Exercise: Answer with nothing but a number: how many lines include the word "stabilization"?

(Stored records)
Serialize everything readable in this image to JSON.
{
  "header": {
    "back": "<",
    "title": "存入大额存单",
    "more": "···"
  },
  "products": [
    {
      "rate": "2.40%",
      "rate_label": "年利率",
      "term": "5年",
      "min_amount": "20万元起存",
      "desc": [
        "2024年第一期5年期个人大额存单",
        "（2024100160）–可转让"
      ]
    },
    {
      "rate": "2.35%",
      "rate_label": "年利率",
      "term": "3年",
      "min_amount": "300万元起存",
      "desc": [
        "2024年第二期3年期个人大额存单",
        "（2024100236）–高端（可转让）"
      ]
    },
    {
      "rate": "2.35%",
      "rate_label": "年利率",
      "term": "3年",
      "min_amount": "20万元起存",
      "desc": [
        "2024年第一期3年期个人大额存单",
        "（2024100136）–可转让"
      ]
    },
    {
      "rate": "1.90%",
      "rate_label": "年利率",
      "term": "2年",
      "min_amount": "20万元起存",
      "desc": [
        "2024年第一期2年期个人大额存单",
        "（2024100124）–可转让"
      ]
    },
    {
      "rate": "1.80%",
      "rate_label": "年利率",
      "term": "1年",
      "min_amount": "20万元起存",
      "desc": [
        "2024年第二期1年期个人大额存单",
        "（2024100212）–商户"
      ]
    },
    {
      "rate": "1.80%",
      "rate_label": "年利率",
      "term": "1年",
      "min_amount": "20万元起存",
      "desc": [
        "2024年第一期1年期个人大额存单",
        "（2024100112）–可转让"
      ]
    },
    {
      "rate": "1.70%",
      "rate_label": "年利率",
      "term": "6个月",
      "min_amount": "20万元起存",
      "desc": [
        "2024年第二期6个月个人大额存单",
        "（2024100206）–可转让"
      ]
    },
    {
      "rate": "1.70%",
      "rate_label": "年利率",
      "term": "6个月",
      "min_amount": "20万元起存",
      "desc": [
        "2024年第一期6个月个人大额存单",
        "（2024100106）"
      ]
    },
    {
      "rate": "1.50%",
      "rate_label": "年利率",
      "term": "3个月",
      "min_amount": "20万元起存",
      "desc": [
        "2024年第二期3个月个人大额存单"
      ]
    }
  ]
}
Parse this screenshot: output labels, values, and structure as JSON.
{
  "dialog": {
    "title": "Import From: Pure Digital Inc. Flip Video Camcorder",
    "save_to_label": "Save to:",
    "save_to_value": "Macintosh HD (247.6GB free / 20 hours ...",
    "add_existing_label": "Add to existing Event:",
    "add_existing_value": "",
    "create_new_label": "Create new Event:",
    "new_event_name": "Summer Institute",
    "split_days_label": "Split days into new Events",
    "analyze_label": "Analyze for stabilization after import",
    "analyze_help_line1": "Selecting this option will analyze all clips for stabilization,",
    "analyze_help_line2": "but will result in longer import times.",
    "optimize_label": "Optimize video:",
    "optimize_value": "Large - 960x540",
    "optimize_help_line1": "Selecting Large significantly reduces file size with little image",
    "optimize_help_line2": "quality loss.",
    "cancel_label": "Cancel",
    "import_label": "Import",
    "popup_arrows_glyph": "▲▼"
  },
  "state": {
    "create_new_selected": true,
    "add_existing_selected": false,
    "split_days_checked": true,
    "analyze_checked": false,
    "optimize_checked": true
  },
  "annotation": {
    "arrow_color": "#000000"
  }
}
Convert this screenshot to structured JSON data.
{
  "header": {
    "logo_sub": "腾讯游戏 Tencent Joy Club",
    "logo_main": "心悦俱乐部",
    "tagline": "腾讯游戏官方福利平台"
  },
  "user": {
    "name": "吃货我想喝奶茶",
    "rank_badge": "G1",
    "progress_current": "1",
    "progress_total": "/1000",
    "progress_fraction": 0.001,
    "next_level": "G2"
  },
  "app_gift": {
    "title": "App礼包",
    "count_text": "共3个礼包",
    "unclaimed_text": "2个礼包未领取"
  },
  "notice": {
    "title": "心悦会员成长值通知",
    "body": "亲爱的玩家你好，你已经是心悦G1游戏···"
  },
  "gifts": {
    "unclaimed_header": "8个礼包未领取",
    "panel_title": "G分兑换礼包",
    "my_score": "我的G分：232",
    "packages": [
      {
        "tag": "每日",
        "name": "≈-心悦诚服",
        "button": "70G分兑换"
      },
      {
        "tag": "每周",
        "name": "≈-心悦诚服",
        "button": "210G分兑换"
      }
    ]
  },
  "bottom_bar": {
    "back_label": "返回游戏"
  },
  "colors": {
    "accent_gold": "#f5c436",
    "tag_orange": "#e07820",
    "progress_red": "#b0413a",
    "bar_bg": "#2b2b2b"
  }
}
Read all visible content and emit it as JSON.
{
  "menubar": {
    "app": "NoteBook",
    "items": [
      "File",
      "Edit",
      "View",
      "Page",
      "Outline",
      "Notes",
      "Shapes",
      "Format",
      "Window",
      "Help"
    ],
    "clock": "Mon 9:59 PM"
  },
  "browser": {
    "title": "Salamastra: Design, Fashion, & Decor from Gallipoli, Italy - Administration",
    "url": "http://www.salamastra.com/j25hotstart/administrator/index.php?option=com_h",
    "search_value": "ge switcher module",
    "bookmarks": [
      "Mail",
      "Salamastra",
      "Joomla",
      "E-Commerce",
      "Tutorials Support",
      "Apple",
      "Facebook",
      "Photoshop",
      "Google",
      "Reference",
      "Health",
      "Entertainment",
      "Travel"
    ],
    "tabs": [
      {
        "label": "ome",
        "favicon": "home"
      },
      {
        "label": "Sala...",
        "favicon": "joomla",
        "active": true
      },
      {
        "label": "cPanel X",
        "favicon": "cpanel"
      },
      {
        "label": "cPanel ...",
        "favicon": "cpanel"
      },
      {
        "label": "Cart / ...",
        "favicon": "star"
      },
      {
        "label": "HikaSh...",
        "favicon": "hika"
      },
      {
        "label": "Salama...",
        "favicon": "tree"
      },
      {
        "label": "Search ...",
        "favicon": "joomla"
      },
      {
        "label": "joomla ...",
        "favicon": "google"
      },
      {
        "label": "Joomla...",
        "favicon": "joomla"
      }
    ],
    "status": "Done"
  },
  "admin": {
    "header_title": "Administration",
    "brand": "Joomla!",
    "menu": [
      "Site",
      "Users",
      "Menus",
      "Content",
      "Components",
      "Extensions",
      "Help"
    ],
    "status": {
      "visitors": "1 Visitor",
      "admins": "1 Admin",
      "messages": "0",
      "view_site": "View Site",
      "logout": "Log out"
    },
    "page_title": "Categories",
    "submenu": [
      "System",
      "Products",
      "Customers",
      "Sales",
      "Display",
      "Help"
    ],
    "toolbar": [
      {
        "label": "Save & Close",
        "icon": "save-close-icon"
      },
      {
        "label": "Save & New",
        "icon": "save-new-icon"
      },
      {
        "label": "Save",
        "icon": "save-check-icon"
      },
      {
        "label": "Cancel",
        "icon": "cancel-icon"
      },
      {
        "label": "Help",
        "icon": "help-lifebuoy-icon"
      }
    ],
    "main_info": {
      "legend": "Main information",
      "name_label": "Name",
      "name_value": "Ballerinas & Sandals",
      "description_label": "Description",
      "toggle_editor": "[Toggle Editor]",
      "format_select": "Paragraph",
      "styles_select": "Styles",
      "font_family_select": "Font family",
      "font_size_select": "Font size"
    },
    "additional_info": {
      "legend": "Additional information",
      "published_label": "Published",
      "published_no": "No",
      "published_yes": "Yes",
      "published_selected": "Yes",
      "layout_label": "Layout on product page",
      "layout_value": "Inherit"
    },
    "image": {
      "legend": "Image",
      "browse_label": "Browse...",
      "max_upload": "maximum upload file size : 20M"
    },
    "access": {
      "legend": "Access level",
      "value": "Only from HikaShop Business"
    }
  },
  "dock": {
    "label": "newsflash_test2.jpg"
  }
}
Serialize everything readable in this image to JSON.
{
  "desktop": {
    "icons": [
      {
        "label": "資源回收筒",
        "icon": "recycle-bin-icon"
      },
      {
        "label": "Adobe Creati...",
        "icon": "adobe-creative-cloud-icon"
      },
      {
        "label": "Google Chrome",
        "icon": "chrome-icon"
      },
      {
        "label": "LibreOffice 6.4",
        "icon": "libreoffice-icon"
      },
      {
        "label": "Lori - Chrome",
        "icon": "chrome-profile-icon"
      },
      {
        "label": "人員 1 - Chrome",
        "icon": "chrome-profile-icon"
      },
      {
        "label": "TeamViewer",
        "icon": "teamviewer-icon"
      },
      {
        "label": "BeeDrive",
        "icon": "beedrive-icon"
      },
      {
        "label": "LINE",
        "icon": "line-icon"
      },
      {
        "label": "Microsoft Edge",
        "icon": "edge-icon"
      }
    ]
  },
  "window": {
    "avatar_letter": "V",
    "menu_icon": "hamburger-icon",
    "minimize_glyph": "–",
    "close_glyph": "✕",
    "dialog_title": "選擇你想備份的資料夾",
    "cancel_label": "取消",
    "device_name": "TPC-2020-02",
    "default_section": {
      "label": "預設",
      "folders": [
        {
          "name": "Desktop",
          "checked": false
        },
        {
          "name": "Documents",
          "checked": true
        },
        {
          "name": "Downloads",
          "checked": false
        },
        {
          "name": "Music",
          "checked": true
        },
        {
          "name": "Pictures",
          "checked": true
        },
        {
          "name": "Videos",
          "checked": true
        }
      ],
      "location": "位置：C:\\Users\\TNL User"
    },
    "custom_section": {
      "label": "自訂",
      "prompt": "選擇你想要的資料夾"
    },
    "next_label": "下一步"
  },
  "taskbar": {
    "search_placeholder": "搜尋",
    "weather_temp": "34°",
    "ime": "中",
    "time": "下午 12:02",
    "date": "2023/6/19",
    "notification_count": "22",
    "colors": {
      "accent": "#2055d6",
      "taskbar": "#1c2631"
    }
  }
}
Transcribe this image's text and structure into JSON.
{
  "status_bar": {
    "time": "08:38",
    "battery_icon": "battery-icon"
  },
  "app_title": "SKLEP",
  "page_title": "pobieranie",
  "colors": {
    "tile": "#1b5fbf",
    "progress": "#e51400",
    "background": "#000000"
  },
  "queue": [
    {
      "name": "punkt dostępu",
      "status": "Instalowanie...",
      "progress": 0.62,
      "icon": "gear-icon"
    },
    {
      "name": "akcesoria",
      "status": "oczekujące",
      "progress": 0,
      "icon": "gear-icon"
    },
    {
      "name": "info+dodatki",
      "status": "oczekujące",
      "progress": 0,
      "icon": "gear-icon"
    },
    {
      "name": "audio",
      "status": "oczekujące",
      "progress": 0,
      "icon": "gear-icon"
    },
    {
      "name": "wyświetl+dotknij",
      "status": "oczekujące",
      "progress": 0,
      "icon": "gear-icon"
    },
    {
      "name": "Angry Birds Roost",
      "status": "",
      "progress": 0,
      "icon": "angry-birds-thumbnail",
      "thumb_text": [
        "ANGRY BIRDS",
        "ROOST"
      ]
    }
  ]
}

Worked solution: 2